Find the line containing "Give me the". Retype it and every line after it through the end of the entries, exactly as written, with nothing added.

[Dataset rows about figures]
※

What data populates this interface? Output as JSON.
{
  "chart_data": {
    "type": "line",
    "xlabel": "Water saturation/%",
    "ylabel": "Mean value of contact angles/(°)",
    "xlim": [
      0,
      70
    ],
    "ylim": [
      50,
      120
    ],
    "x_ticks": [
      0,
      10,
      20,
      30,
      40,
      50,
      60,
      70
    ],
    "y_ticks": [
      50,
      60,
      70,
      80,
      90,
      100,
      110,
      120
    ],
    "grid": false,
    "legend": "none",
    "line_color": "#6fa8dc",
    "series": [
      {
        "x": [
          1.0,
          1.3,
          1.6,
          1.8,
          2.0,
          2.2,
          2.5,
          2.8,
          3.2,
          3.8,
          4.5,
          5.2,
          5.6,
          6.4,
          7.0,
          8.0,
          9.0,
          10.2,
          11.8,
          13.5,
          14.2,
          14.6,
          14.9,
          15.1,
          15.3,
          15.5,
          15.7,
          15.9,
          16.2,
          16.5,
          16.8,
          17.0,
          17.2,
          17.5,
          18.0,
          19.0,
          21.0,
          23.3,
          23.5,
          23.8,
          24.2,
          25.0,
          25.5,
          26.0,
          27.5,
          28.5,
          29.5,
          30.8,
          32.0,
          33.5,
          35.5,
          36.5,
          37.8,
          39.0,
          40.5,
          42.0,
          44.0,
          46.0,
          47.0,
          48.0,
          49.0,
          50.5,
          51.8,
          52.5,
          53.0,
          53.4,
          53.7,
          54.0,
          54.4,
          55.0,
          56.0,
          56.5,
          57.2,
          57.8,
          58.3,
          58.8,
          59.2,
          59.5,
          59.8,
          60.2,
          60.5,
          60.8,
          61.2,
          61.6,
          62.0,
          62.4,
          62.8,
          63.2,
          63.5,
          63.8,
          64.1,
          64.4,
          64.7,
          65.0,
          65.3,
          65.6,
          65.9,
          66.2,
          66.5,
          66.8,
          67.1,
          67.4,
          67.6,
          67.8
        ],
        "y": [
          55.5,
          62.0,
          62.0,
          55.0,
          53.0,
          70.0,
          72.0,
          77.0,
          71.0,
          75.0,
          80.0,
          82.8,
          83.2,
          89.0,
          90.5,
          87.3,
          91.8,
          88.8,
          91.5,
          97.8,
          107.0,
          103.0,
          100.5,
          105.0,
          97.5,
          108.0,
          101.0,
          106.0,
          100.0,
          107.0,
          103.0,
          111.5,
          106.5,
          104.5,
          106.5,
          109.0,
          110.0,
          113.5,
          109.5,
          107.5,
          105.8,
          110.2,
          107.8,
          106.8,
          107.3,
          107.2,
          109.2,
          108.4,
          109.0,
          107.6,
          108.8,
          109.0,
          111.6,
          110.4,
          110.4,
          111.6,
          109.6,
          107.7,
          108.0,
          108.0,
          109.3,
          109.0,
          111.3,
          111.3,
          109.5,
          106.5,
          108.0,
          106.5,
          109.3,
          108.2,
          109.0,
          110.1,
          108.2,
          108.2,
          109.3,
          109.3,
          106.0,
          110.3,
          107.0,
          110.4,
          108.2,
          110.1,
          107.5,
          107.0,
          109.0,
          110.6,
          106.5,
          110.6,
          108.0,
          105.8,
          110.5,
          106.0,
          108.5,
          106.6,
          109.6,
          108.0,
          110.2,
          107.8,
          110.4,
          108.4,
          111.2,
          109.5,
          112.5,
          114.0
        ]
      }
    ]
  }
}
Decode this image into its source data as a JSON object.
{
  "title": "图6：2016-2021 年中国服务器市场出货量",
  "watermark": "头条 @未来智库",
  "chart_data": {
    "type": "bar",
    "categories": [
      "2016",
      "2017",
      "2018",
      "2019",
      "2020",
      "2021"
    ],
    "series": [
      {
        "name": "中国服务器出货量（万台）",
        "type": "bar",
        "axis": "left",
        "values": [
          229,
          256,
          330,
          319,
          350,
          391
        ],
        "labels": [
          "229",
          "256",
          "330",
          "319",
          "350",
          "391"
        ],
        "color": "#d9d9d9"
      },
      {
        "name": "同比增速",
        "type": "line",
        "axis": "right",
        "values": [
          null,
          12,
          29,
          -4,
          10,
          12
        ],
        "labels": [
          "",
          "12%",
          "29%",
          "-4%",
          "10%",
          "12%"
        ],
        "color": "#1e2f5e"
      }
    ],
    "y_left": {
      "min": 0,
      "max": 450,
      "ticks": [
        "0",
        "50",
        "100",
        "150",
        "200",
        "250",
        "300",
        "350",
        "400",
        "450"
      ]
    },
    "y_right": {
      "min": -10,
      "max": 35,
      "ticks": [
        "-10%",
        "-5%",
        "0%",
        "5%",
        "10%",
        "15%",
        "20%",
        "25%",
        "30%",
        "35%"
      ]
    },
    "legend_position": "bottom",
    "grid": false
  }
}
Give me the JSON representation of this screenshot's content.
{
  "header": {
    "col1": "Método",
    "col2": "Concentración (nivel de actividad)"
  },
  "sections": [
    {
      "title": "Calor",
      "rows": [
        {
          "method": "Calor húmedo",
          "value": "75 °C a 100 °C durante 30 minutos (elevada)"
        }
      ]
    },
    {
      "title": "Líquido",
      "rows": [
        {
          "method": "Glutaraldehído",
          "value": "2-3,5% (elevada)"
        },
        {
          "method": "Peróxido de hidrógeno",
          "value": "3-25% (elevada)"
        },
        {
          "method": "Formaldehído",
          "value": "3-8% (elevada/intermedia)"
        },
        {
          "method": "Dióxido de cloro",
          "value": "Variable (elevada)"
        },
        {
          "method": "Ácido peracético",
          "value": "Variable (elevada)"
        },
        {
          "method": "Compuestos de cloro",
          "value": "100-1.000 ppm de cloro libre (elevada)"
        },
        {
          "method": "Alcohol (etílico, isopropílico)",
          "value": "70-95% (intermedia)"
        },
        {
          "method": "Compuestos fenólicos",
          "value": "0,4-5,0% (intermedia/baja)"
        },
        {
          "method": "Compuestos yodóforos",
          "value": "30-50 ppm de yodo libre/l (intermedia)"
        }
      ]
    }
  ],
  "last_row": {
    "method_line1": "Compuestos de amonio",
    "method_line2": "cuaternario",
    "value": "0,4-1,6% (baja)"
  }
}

※

[Result]
Give me the JSON representation of this screenshot's content.
{
  "header": {
    "col1": "Método",
    "col2": "Concentración (nivel de actividad)"
  },
  "sections": [
    {
      "title": "Calor",
      "rows": [
        {
          "method": "Calor húmedo",
          "value": "75 °C a 100 °C durante 30 minutos (elevada)"
        }
      ]
    },
    {
      "title": "Líquido",
      "rows": [
        {
          "method": "Glutaraldehído",
          "value": "2-3,5% (elevada)"
        },
        {
          "method": "Peróxido de hidrógeno",
          "value": "3-25% (elevada)"
        },
        {
          "method": "Formaldehído",
          "value": "3-8% (elevada/intermedia)"
        },
        {
          "method": "Dióxido de cloro",
          "value": "Variable (elevada)"
        },
        {
          "method": "Ácido peracético",
          "value": "Variable (elevada)"
        },
        {
          "method": "Compuestos de cloro",
          "value": "100-1.000 ppm de cloro libre (elevada)"
        },
        {
          "method": "Alcohol (etílico, isopropílico)",
          "value": "70-95% (intermedia)"
        },
        {
          "method": "Compuestos fenólicos",
          "value": "0,4-5,0% (intermedia/baja)"
        },
        {
          "method": "Compuestos yodóforos",
          "value": "30-50 ppm de yodo libre/l (intermedia)"
        }
      ]
    }
  ],
  "last_row": {
    "method_line1": "Compuestos de amonio",
    "method_line2": "cuaternario",
    "value": "0,4-1,6% (baja)"
  }
}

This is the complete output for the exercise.